- [What to do] Copy out each line of the material below with no changes.

- [Exercise input]
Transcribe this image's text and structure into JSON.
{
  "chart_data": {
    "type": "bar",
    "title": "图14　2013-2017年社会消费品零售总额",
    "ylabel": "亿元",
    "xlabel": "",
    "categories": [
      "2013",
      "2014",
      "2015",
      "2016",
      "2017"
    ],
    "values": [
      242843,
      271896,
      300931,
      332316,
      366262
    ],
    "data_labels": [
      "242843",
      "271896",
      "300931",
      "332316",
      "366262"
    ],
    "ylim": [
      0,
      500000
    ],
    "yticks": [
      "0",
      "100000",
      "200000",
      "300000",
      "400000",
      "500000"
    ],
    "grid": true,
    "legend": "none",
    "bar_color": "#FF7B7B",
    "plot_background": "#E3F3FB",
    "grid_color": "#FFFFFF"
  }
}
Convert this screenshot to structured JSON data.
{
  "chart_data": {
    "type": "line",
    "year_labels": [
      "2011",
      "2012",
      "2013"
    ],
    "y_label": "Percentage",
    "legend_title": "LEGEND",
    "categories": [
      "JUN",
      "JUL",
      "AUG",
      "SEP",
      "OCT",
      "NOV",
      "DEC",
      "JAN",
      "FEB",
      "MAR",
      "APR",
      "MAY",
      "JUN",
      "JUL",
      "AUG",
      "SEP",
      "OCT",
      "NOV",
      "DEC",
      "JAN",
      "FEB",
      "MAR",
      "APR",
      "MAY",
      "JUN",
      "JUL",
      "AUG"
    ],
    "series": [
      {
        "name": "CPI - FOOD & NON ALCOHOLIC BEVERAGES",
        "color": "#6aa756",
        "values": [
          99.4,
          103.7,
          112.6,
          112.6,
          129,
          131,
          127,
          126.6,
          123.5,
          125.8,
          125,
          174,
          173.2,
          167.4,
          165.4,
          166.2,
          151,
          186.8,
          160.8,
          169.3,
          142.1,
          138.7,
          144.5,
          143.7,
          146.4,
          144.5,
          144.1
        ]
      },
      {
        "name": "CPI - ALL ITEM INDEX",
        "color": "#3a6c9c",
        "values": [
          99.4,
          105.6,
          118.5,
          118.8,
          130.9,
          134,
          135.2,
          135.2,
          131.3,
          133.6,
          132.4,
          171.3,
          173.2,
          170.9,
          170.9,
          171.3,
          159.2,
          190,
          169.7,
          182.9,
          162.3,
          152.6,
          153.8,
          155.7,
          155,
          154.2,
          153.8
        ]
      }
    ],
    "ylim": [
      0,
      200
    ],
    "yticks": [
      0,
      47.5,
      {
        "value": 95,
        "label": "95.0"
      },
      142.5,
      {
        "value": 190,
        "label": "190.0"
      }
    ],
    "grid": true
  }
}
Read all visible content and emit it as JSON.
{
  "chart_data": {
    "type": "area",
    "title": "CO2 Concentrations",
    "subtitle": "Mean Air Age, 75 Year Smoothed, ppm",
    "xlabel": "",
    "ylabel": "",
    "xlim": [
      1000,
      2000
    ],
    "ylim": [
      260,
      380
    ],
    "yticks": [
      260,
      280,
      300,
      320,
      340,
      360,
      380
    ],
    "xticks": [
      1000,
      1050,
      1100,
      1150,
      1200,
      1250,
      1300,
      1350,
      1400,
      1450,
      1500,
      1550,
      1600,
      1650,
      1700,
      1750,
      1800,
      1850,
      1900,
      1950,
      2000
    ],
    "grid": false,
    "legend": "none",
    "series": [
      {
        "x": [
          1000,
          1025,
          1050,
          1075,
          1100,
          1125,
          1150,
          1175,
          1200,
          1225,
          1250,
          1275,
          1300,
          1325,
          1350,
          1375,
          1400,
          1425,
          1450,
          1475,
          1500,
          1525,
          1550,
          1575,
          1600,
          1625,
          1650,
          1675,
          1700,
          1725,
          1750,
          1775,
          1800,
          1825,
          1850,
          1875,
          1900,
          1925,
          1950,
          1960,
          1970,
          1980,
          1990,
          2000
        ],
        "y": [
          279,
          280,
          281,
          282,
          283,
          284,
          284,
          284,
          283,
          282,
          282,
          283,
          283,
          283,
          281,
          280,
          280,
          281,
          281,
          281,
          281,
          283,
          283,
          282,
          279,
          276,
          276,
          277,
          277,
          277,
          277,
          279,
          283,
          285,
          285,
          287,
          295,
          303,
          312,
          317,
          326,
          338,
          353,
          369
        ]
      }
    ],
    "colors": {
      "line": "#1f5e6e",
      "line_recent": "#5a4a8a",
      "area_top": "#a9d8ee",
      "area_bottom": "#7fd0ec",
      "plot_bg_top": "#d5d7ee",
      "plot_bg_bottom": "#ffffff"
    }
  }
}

- [Solution to the problem]
Transcribe this image's text and structure into JSON.
{
  "chart_data": {
    "type": "bar",
    "title": "图14　2013-2017年社会消费品零售总额",
    "ylabel": "亿元",
    "xlabel": "",
    "categories": [
      "2013",
      "2014",
      "2015",
      "2016",
      "2017"
    ],
    "values": [
      242843,
      271896,
      300931,
      332316,
      366262
    ],
    "data_labels": [
      "242843",
      "271896",
      "300931",
      "332316",
      "366262"
    ],
    "ylim": [
      0,
      500000
    ],
    "yticks": [
      "0",
      "100000",
      "200000",
      "300000",
      "400000",
      "500000"
    ],
    "grid": true,
    "legend": "none",
    "bar_color": "#FF7B7B",
    "plot_background": "#E3F3FB",
    "grid_color": "#FFFFFF"
  }
}
Convert this screenshot to structured JSON data.
{
  "chart_data": {
    "type": "line",
    "year_labels": [
      "2011",
      "2012",
      "2013"
    ],
    "y_label": "Percentage",
    "legend_title": "LEGEND",
    "categories": [
      "JUN",
      "JUL",
      "AUG",
      "SEP",
      "OCT",
      "NOV",
      "DEC",
      "JAN",
      "FEB",
      "MAR",
      "APR",
      "MAY",
      "JUN",
      "JUL",
      "AUG",
      "SEP",
      "OCT",
      "NOV",
      "DEC",
      "JAN",
      "FEB",
      "MAR",
      "APR",
      "MAY",
      "JUN",
      "JUL",
      "AUG"
    ],
    "series": [
      {
        "name": "CPI - FOOD & NON ALCOHOLIC BEVERAGES",
        "color": "#6aa756",
        "values": [
          99.4,
          103.7,
          112.6,
          112.6,
          129,
          131,
          127,
          126.6,
          123.5,
          125.8,
          125,
          174,
          173.2,
          167.4,
          165.4,
          166.2,
          151,
          186.8,
          160.8,
          169.3,
          142.1,
          138.7,
          144.5,
          143.7,
          146.4,
          144.5,
          144.1
        ]
      },
      {
        "name": "CPI - ALL ITEM INDEX",
        "color": "#3a6c9c",
        "values": [
          99.4,
          105.6,
          118.5,
          118.8,
          130.9,
          134,
          135.2,
          135.2,
          131.3,
          133.6,
          132.4,
          171.3,
          173.2,
          170.9,
          170.9,
          171.3,
          159.2,
          190,
          169.7,
          182.9,
          162.3,
          152.6,
          153.8,
          155.7,
          155,
          154.2,
          153.8
        ]
      }
    ],
    "ylim": [
      0,
      200
    ],
    "yticks": [
      0,
      47.5,
      {
        "value": 95,
        "label": "95.0"
      },
      142.5,
      {
        "value": 190,
        "label": "190.0"
      }
    ],
    "grid": true
  }
}
Read all visible content and emit it as JSON.
{
  "chart_data": {
    "type": "area",
    "title": "CO2 Concentrations",
    "subtitle": "Mean Air Age, 75 Year Smoothed, ppm",
    "xlabel": "",
    "ylabel": "",
    "xlim": [
      1000,
      2000
    ],
    "ylim": [
      260,
      380
    ],
    "yticks": [
      260,
      280,
      300,
      320,
      340,
      360,
      380
    ],
    "xticks": [
      1000,
      1050,
      1100,
      1150,
      1200,
      1250,
      1300,
      1350,
      1400,
      1450,
      1500,
      1550,
      1600,
      1650,
      1700,
      1750,
      1800,
      1850,
      1900,
      1950,
      2000
    ],
    "grid": false,
    "legend": "none",
    "series": [
      {
        "x": [
          1000,
          1025,
          1050,
          1075,
          1100,
          1125,
          1150,
          1175,
          1200,
          1225,
          1250,
          1275,
          1300,
          1325,
          1350,
          1375,
          1400,
          1425,
          1450,
          1475,
          1500,
          1525,
          1550,
          1575,
          1600,
          1625,
          1650,
          1675,
          1700,
          1725,
          1750,
          1775,
          1800,
          1825,
          1850,
          1875,
          1900,
          1925,
          1950,
          1960,
          1970,
          1980,
          1990,
          2000
        ],
        "y": [
          279,
          280,
          281,
          282,
          283,
          284,
          284,
          284,
          283,
          282,
          282,
          283,
          283,
          283,
          281,
          280,
          280,
          281,
          281,
          281,
          281,
          283,
          283,
          282,
          279,
          276,
          276,
          277,
          277,
          277,
          277,
          279,
          283,
          285,
          285,
          287,
          295,
          303,
          312,
          317,
          326,
          338,
          353,
          369
        ]
      }
    ],
    "colors": {
      "line": "#1f5e6e",
      "line_recent": "#5a4a8a",
      "area_top": "#a9d8ee",
      "area_bottom": "#7fd0ec",
      "plot_bg_top": "#d5d7ee",
      "plot_bg_bottom": "#ffffff"
    }
  }
}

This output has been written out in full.